→ **WHAT YOU ARE ASKED TO DO**:
Extract all lines that hold "errorPage" from the records below.

▼▼▼

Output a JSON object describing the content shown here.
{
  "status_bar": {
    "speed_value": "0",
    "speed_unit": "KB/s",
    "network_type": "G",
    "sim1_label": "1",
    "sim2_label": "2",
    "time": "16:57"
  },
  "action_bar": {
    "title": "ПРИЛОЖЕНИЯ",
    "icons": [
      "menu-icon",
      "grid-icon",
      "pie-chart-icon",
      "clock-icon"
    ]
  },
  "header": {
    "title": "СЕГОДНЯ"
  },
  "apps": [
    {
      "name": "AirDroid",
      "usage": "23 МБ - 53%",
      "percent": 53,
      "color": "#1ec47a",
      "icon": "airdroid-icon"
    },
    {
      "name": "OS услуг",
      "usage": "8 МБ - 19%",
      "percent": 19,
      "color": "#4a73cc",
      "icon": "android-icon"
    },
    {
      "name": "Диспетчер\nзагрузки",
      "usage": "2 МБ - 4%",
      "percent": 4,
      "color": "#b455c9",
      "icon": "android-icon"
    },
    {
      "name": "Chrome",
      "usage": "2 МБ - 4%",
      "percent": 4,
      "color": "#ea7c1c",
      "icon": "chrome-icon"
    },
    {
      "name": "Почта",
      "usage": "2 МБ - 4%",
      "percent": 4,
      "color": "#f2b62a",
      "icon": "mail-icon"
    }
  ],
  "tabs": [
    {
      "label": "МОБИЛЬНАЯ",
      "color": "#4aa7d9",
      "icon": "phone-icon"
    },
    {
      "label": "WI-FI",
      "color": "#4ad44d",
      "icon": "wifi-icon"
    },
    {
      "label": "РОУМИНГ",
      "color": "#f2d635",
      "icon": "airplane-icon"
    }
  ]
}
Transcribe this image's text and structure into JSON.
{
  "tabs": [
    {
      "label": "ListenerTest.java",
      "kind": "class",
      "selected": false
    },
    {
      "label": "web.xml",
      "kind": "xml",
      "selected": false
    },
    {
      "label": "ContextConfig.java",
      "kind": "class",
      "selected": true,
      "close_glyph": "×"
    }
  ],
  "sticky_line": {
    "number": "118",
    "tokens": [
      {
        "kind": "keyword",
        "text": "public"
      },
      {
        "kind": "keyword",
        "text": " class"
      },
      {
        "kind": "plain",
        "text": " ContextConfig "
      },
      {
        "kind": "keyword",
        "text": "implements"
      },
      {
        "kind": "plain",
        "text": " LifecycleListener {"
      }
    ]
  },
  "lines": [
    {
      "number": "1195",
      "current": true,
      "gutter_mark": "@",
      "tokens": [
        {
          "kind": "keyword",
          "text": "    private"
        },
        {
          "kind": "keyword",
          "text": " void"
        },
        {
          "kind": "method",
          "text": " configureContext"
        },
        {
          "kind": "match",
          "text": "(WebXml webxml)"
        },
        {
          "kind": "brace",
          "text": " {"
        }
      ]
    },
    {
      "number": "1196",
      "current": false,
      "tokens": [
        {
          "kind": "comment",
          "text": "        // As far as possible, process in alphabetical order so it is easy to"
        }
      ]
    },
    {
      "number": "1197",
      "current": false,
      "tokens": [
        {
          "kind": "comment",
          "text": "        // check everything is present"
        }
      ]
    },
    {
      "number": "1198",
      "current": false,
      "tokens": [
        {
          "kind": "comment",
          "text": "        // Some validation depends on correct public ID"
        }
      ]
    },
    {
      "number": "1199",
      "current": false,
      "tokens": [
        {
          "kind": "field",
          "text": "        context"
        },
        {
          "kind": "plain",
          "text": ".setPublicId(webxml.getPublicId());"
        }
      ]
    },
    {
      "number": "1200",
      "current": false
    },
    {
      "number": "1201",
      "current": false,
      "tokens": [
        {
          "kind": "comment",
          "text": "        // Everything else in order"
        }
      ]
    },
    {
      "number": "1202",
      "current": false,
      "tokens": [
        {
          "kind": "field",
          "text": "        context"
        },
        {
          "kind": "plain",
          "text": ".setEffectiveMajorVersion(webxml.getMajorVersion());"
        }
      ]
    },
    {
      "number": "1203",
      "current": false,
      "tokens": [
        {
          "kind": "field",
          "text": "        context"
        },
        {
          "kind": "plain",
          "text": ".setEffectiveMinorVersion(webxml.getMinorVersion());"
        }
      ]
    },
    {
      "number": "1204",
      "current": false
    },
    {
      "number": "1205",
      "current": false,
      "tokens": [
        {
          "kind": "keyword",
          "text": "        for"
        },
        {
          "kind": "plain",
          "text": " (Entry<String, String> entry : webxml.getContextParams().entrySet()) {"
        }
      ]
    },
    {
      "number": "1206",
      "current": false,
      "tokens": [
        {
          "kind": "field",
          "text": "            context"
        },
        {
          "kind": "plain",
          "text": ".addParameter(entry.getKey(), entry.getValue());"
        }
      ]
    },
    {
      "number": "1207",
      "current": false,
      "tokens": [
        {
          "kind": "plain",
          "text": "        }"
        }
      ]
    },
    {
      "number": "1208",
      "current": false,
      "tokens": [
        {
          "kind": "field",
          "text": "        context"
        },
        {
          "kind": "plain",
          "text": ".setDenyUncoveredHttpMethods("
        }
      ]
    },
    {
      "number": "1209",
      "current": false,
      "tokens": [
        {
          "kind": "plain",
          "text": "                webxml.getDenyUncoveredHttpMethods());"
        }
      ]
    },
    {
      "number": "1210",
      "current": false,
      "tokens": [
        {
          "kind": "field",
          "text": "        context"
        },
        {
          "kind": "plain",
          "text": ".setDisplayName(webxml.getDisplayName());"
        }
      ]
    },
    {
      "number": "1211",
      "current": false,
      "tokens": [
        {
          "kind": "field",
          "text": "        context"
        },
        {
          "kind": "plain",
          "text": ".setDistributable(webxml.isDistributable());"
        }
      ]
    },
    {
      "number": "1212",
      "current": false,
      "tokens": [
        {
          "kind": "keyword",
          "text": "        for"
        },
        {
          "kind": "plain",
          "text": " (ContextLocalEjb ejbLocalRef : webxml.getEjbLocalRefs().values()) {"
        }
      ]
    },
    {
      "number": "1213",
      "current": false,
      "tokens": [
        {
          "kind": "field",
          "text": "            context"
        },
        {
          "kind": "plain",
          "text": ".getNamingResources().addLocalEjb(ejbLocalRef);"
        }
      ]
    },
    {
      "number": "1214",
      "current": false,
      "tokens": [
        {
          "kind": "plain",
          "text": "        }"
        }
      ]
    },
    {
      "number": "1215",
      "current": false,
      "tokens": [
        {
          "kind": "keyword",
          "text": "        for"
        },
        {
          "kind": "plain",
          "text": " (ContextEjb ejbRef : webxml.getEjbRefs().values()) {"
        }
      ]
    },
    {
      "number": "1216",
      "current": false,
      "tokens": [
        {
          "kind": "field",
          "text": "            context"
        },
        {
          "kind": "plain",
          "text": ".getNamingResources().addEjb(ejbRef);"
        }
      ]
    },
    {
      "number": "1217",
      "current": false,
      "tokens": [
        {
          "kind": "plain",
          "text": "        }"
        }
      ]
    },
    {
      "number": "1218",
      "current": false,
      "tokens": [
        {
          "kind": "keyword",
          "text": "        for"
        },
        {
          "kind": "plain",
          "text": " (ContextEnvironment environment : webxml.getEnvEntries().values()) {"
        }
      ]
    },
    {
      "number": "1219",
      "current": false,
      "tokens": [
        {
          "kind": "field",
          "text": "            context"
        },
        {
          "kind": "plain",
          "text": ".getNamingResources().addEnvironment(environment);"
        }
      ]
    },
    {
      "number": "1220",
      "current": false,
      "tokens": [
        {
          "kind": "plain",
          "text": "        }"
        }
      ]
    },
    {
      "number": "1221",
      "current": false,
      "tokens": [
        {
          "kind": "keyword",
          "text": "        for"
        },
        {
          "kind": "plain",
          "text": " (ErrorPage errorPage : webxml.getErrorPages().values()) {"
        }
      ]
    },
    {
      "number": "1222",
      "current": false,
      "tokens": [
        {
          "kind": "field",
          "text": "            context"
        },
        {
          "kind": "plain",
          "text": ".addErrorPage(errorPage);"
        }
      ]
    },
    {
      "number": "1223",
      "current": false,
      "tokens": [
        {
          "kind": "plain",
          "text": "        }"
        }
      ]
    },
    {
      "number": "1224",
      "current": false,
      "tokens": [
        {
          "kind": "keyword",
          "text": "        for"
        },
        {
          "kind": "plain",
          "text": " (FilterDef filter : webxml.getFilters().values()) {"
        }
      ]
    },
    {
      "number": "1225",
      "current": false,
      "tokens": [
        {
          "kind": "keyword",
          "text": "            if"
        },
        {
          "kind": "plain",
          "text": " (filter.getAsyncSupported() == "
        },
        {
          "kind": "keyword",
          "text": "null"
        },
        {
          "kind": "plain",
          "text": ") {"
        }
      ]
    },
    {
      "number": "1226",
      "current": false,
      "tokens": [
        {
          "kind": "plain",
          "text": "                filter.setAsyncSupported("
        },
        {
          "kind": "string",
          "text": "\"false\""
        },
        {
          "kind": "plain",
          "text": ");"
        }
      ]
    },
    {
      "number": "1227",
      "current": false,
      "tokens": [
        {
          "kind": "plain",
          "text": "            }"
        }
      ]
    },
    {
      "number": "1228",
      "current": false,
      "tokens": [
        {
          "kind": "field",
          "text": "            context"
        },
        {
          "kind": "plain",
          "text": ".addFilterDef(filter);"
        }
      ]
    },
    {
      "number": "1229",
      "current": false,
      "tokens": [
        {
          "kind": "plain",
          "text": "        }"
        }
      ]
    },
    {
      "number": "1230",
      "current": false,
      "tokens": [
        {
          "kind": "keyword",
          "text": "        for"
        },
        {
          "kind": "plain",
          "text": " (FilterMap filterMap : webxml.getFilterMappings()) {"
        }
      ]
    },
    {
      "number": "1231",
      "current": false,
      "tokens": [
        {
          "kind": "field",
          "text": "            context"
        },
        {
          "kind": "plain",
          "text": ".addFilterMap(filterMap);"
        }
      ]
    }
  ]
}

▲▲▲

→ **ANSWER TO THIS TASK**:
          "text": " (ErrorPage errorPage : webxml.getErrorPages().values()) {"
          "text": ".addErrorPage(errorPage);"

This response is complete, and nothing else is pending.